* **RECORDS FOR PROCESSING**:

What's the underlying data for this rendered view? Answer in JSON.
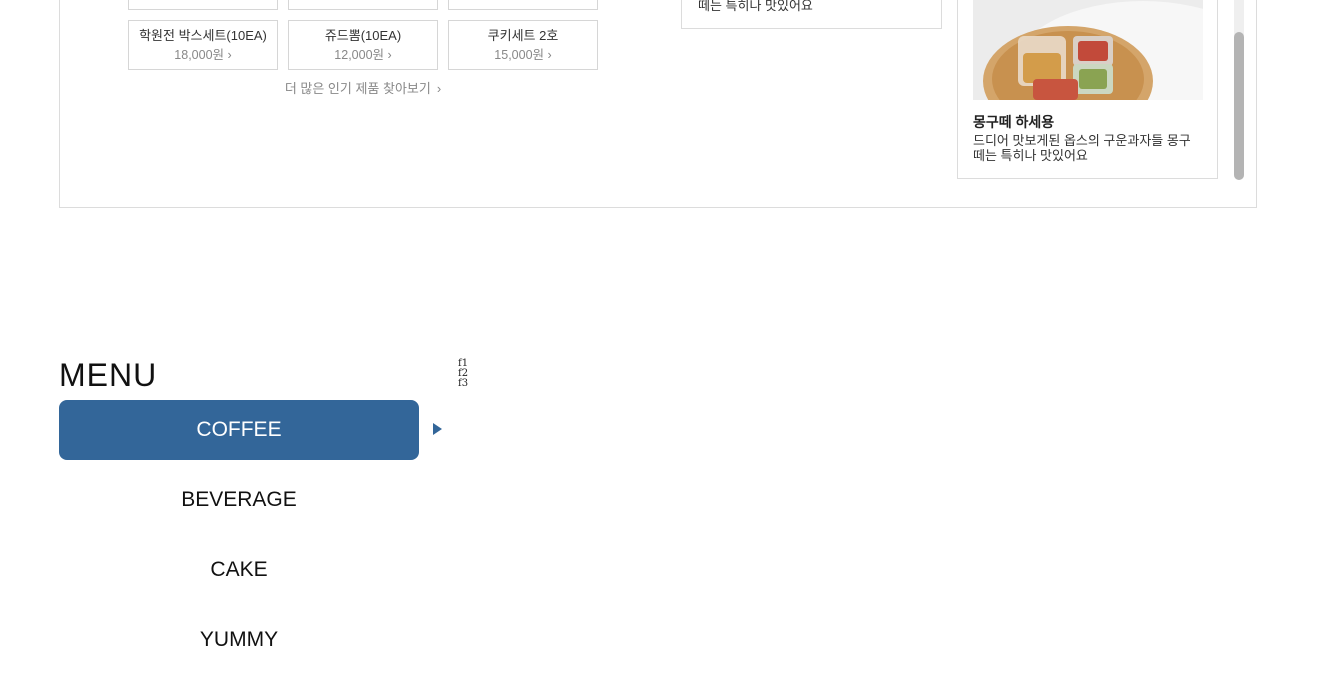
{
  "popular_products": {
    "items": [
      {
        "name": "학원전 박스세트(10EA)",
        "price": "18,000원"
      },
      {
        "name": "쥬드뽐(10EA)",
        "price": "12,000원"
      },
      {
        "name": "쿠키세트 2호",
        "price": "15,000원"
      }
    ],
    "more_link": "더 많은 인기 제품 찾아보기"
  },
  "review_partial": {
    "text": "떼는 특히나 맛있어요"
  },
  "feed": {
    "title": "몽구떼 하세용",
    "desc": "드디어 맛보게된 옵스의 구운과자들 몽구떼는 특히나 맛있어요"
  },
  "menu": {
    "title": "MENU",
    "items": [
      "COFFEE",
      "BEVERAGE",
      "CAKE",
      "YUMMY"
    ],
    "active": "COFFEE",
    "accent_color": "#336699"
  },
  "footnotes": [
    "f1",
    "f2",
    "f3"
  ],
  "icons": {
    "chevron": "chevron-right-icon",
    "arrow": "triangle-right-icon"
  }
}
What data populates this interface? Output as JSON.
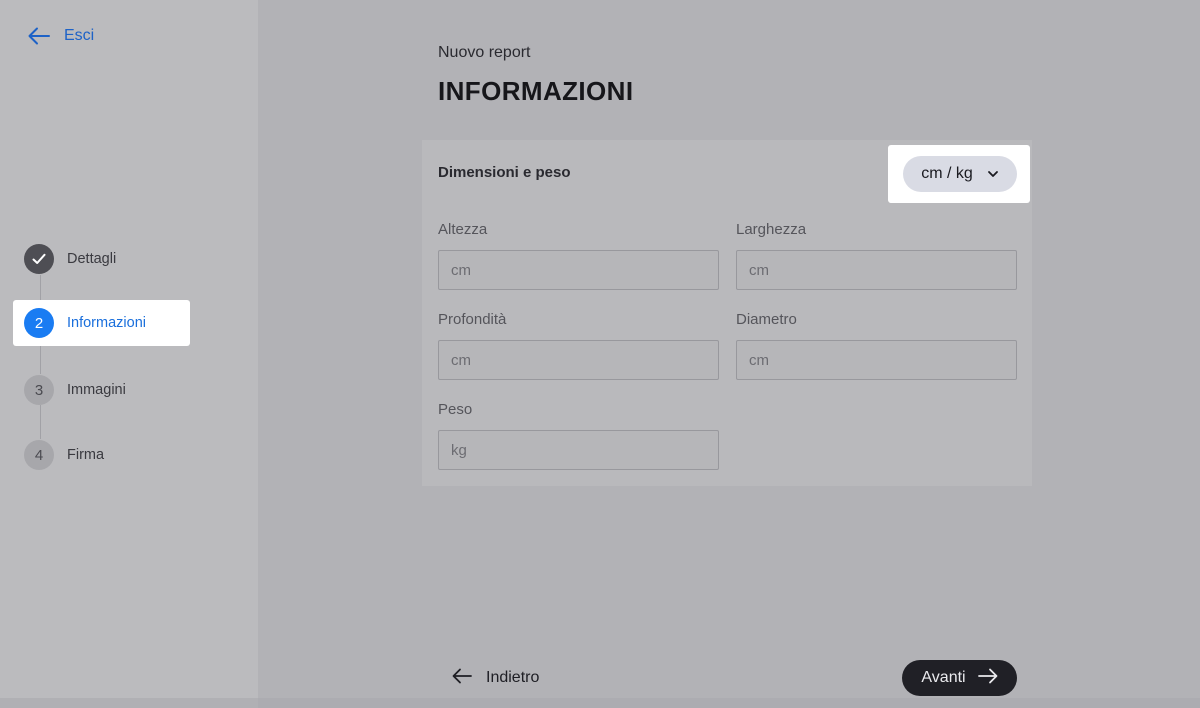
{
  "nav": {
    "exit_label": "Esci"
  },
  "steps": [
    {
      "number": "",
      "label": "Dettagli",
      "status": "done"
    },
    {
      "number": "2",
      "label": "Informazioni",
      "status": "active"
    },
    {
      "number": "3",
      "label": "Immagini",
      "status": "pending"
    },
    {
      "number": "4",
      "label": "Firma",
      "status": "pending"
    }
  ],
  "header": {
    "subtitle": "Nuovo report",
    "title": "INFORMAZIONI"
  },
  "section": {
    "title": "Dimensioni e peso",
    "unit_select": {
      "value": "cm / kg"
    }
  },
  "fields": {
    "altezza": {
      "label": "Altezza",
      "placeholder": "cm",
      "value": ""
    },
    "larghezza": {
      "label": "Larghezza",
      "placeholder": "cm",
      "value": ""
    },
    "profondita": {
      "label": "Profondità",
      "placeholder": "cm",
      "value": ""
    },
    "diametro": {
      "label": "Diametro",
      "placeholder": "cm",
      "value": ""
    },
    "peso": {
      "label": "Peso",
      "placeholder": "kg",
      "value": ""
    }
  },
  "footer": {
    "back_label": "Indietro",
    "next_label": "Avanti"
  },
  "colors": {
    "accent": "#1a7cf2",
    "primary_dark": "#202026",
    "link": "#1d62c7"
  }
}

* **DIRECTION**: Show the lines of the data that hold the word "status".

* **RESPONSE BELOW**:
      "status": "done"
      "status": "active"
      "status": "pending"
      "status": "pending"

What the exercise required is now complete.